### [REQUIREMENTS]
Will you extract the entries word for word? Images should not appear in the copy.

** Start RAW DATA **

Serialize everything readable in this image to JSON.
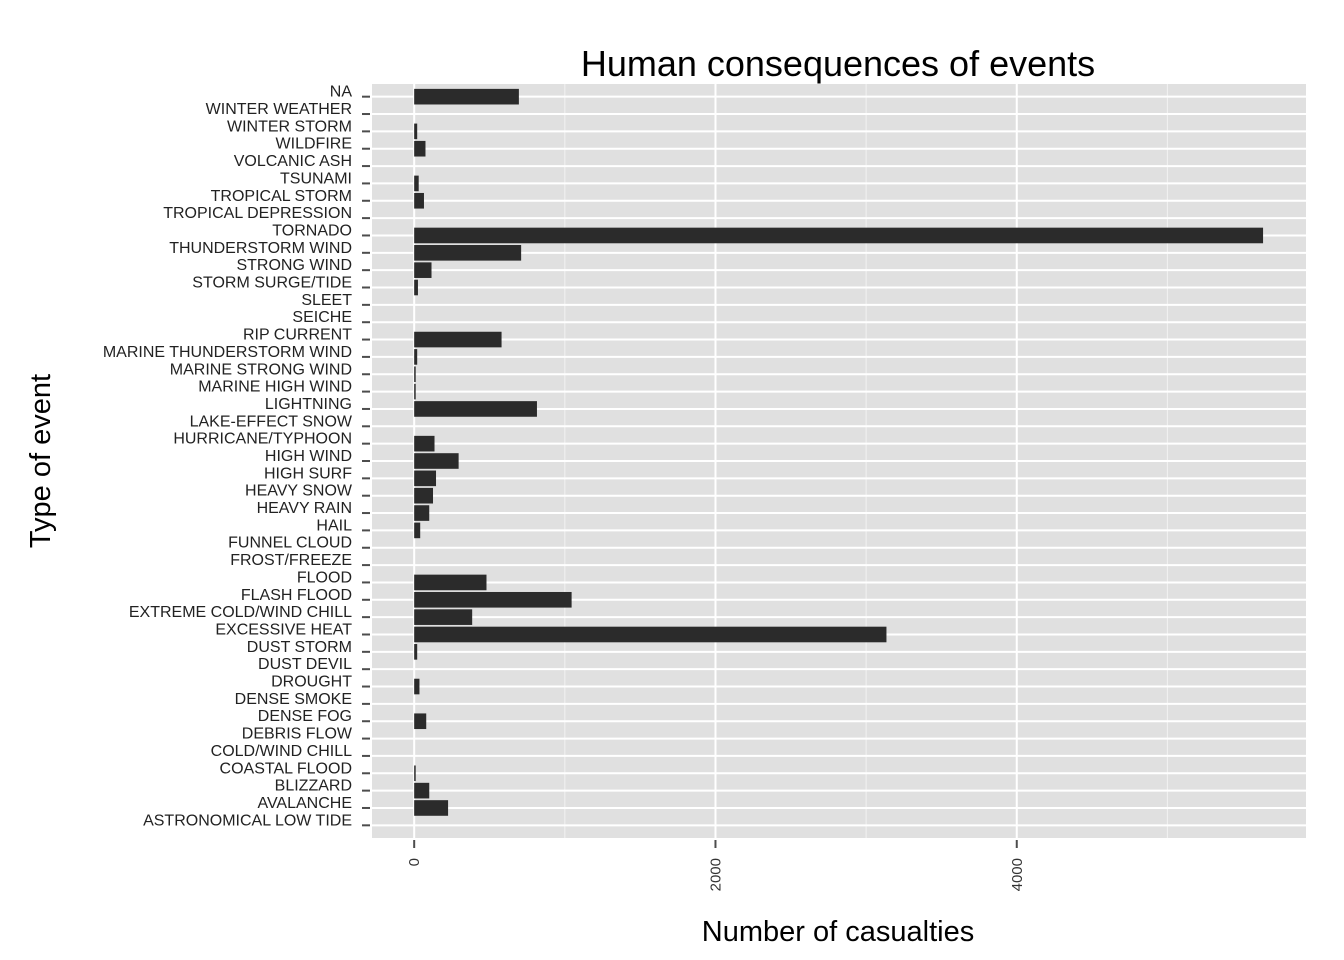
{
  "chart_data": {
    "type": "bar",
    "orientation": "horizontal",
    "title": "Human consequences of events",
    "xlabel": "Number of casualties",
    "ylabel": "Type of event",
    "xlim": [
      -280,
      5920
    ],
    "x_ticks": [
      0,
      2000,
      4000
    ],
    "x_tick_labels": [
      "0",
      "2000",
      "4000"
    ],
    "x_minor_ticks": [
      1000,
      3000,
      5000
    ],
    "grid": true,
    "legend": "none",
    "colors": {
      "panel": "#e0e0e0",
      "grid": "#ffffff",
      "bar": "#2b2b2b"
    },
    "categories": [
      "ASTRONOMICAL LOW TIDE",
      "AVALANCHE",
      "BLIZZARD",
      "COASTAL FLOOD",
      "COLD/WIND CHILL",
      "DEBRIS FLOW",
      "DENSE FOG",
      "DENSE SMOKE",
      "DROUGHT",
      "DUST DEVIL",
      "DUST STORM",
      "EXCESSIVE HEAT",
      "EXTREME COLD/WIND CHILL",
      "FLASH FLOOD",
      "FLOOD",
      "FROST/FREEZE",
      "FUNNEL CLOUD",
      "HAIL",
      "HEAVY RAIN",
      "HEAVY SNOW",
      "HIGH SURF",
      "HIGH WIND",
      "HURRICANE/TYPHOON",
      "LAKE-EFFECT SNOW",
      "LIGHTNING",
      "MARINE HIGH WIND",
      "MARINE STRONG WIND",
      "MARINE THUNDERSTORM WIND",
      "RIP CURRENT",
      "SEICHE",
      "SLEET",
      "STORM SURGE/TIDE",
      "STRONG WIND",
      "THUNDERSTORM WIND",
      "TORNADO",
      "TROPICAL DEPRESSION",
      "TROPICAL STORM",
      "TSUNAMI",
      "VOLCANIC ASH",
      "WILDFIRE",
      "WINTER STORM",
      "WINTER WEATHER",
      "NA"
    ],
    "values": [
      0,
      225,
      100,
      5,
      0,
      0,
      80,
      0,
      35,
      0,
      20,
      3135,
      385,
      1045,
      480,
      0,
      0,
      40,
      100,
      125,
      145,
      295,
      135,
      0,
      815,
      5,
      10,
      20,
      580,
      0,
      0,
      25,
      115,
      710,
      5635,
      0,
      65,
      30,
      0,
      75,
      20,
      0,
      695
    ]
  }
}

** End RAW DATA **

### [OUTPUT FOR THIS EXERCISE]
Serialize everything readable in this image to JSON.
{
  "chart_data": {
    "type": "bar",
    "orientation": "horizontal",
    "title": "Human consequences of events",
    "xlabel": "Number of casualties",
    "ylabel": "Type of event",
    "xlim": [
      -280,
      5920
    ],
    "x_ticks": [
      0,
      2000,
      4000
    ],
    "x_tick_labels": [
      "0",
      "2000",
      "4000"
    ],
    "x_minor_ticks": [
      1000,
      3000,
      5000
    ],
    "grid": true,
    "legend": "none",
    "colors": {
      "panel": "#e0e0e0",
      "grid": "#ffffff",
      "bar": "#2b2b2b"
    },
    "categories": [
      "ASTRONOMICAL LOW TIDE",
      "AVALANCHE",
      "BLIZZARD",
      "COASTAL FLOOD",
      "COLD/WIND CHILL",
      "DEBRIS FLOW",
      "DENSE FOG",
      "DENSE SMOKE",
      "DROUGHT",
      "DUST DEVIL",
      "DUST STORM",
      "EXCESSIVE HEAT",
      "EXTREME COLD/WIND CHILL",
      "FLASH FLOOD",
      "FLOOD",
      "FROST/FREEZE",
      "FUNNEL CLOUD",
      "HAIL",
      "HEAVY RAIN",
      "HEAVY SNOW",
      "HIGH SURF",
      "HIGH WIND",
      "HURRICANE/TYPHOON",
      "LAKE-EFFECT SNOW",
      "LIGHTNING",
      "MARINE HIGH WIND",
      "MARINE STRONG WIND",
      "MARINE THUNDERSTORM WIND",
      "RIP CURRENT",
      "SEICHE",
      "SLEET",
      "STORM SURGE/TIDE",
      "STRONG WIND",
      "THUNDERSTORM WIND",
      "TORNADO",
      "TROPICAL DEPRESSION",
      "TROPICAL STORM",
      "TSUNAMI",
      "VOLCANIC ASH",
      "WILDFIRE",
      "WINTER STORM",
      "WINTER WEATHER",
      "NA"
    ],
    "values": [
      0,
      225,
      100,
      5,
      0,
      0,
      80,
      0,
      35,
      0,
      20,
      3135,
      385,
      1045,
      480,
      0,
      0,
      40,
      100,
      125,
      145,
      295,
      135,
      0,
      815,
      5,
      10,
      20,
      580,
      0,
      0,
      25,
      115,
      710,
      5635,
      0,
      65,
      30,
      0,
      75,
      20,
      0,
      695
    ]
  }
}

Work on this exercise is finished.